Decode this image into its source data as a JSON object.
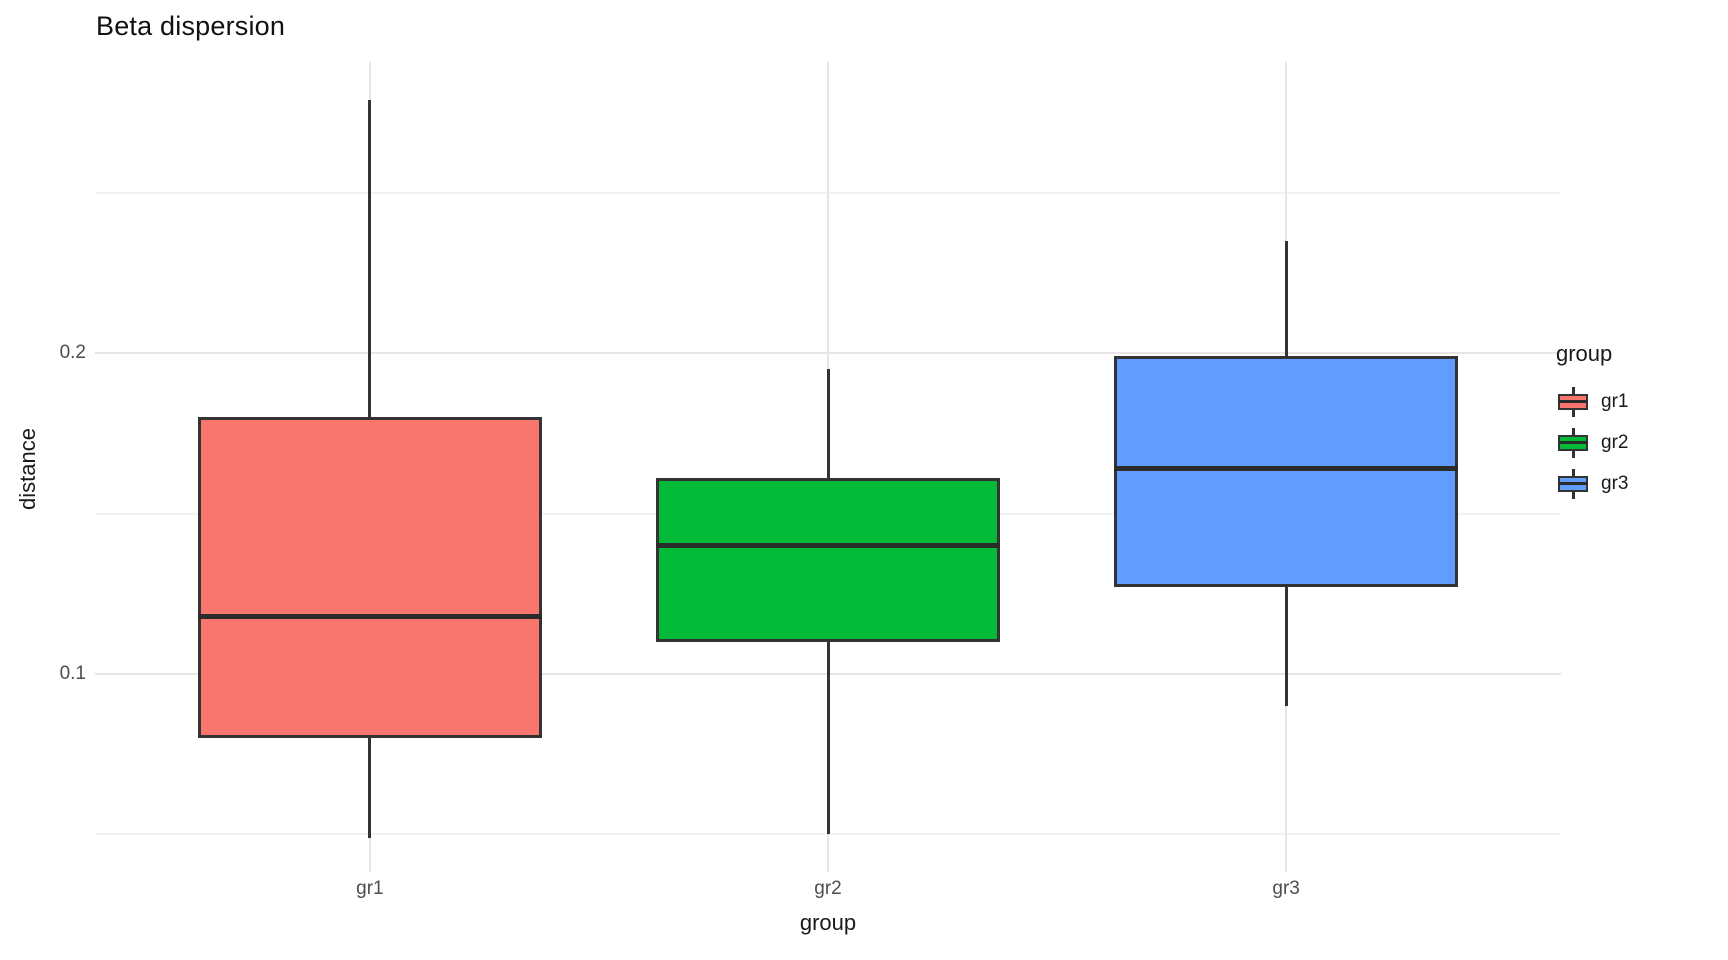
{
  "chart_data": {
    "type": "boxplot",
    "title": "Beta dispersion",
    "xlabel": "group",
    "ylabel": "distance",
    "categories": [
      "gr1",
      "gr2",
      "gr3"
    ],
    "series": [
      {
        "name": "gr1",
        "color": "#F8766D",
        "min": 0.049,
        "q1": 0.08,
        "median": 0.118,
        "q3": 0.18,
        "max": 0.279
      },
      {
        "name": "gr2",
        "color": "#00BA38",
        "min": 0.05,
        "q1": 0.11,
        "median": 0.14,
        "q3": 0.161,
        "max": 0.195
      },
      {
        "name": "gr3",
        "color": "#619CFF",
        "min": 0.09,
        "q1": 0.127,
        "median": 0.164,
        "q3": 0.199,
        "max": 0.235
      }
    ],
    "yticks": [
      {
        "value": 0.2,
        "label": "0.2"
      },
      {
        "value": 0.1,
        "label": "0.1"
      }
    ],
    "minor_yticks": [
      0.25,
      0.15,
      0.05
    ],
    "ylim": [
      0.0383,
      0.2907
    ],
    "grid": true,
    "legend": {
      "title": "group",
      "entries": [
        "gr1",
        "gr2",
        "gr3"
      ],
      "position": "right"
    }
  },
  "colors": {
    "background": "#ffffff",
    "grid_major": "#e6e6e6",
    "grid_minor": "#f2f2f2",
    "box_border": "#333333",
    "median": "#2b2b2b",
    "tick_text": "#4d4d4d",
    "axis_text": "#1a1a1a"
  }
}
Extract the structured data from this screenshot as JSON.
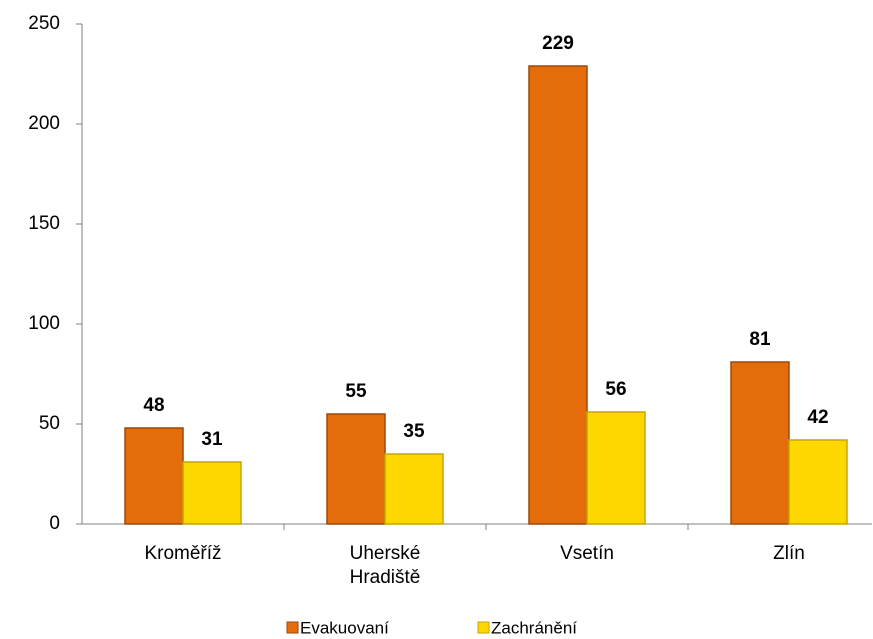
{
  "chart_data": {
    "type": "bar",
    "categories": [
      "Kroměříž",
      "Uherské Hradiště",
      "Vsetín",
      "Zlín"
    ],
    "series": [
      {
        "name": "Evakuovaní",
        "color": "#e46c0a",
        "values": [
          48,
          55,
          229,
          81
        ]
      },
      {
        "name": "Zachránění",
        "color": "#ffd700",
        "values": [
          31,
          35,
          56,
          42
        ]
      }
    ],
    "ylim": [
      0,
      250
    ],
    "yticks": [
      0,
      50,
      100,
      150,
      200,
      250
    ],
    "grid": false,
    "legend": "bottom"
  }
}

--

- _YOUR GOAL_: The records above need to be given again exactly. Omit the pictures.

- _WRITTEN RESPONSE_:
Decode this image into its source data as a JSON object.
{
  "chart_data": {
    "type": "boxplot",
    "title": "Beta dispersion",
    "xlabel": "group",
    "ylabel": "distance",
    "categories": [
      "gr1",
      "gr2",
      "gr3"
    ],
    "series": [
      {
        "name": "gr1",
        "color": "#F8766D",
        "min": 0.049,
        "q1": 0.08,
        "median": 0.118,
        "q3": 0.18,
        "max": 0.279
      },
      {
        "name": "gr2",
        "color": "#00BA38",
        "min": 0.05,
        "q1": 0.11,
        "median": 0.14,
        "q3": 0.161,
        "max": 0.195
      },
      {
        "name": "gr3",
        "color": "#619CFF",
        "min": 0.09,
        "q1": 0.127,
        "median": 0.164,
        "q3": 0.199,
        "max": 0.235
      }
    ],
    "yticks": [
      {
        "value": 0.2,
        "label": "0.2"
      },
      {
        "value": 0.1,
        "label": "0.1"
      }
    ],
    "minor_yticks": [
      0.25,
      0.15,
      0.05
    ],
    "ylim": [
      0.0383,
      0.2907
    ],
    "grid": true,
    "legend": {
      "title": "group",
      "entries": [
        "gr1",
        "gr2",
        "gr3"
      ],
      "position": "right"
    }
  },
  "colors": {
    "background": "#ffffff",
    "grid_major": "#e6e6e6",
    "grid_minor": "#f2f2f2",
    "box_border": "#333333",
    "median": "#2b2b2b",
    "tick_text": "#4d4d4d",
    "axis_text": "#1a1a1a"
  }
}
Extract the structured data from this screenshot as JSON.
{
  "chart_data": {
    "type": "bar",
    "categories": [
      "Kroměříž",
      "Uherské Hradiště",
      "Vsetín",
      "Zlín"
    ],
    "series": [
      {
        "name": "Evakuovaní",
        "color": "#e46c0a",
        "values": [
          48,
          55,
          229,
          81
        ]
      },
      {
        "name": "Zachránění",
        "color": "#ffd700",
        "values": [
          31,
          35,
          56,
          42
        ]
      }
    ],
    "ylim": [
      0,
      250
    ],
    "yticks": [
      0,
      50,
      100,
      150,
      200,
      250
    ],
    "grid": false,
    "legend": "bottom"
  }
}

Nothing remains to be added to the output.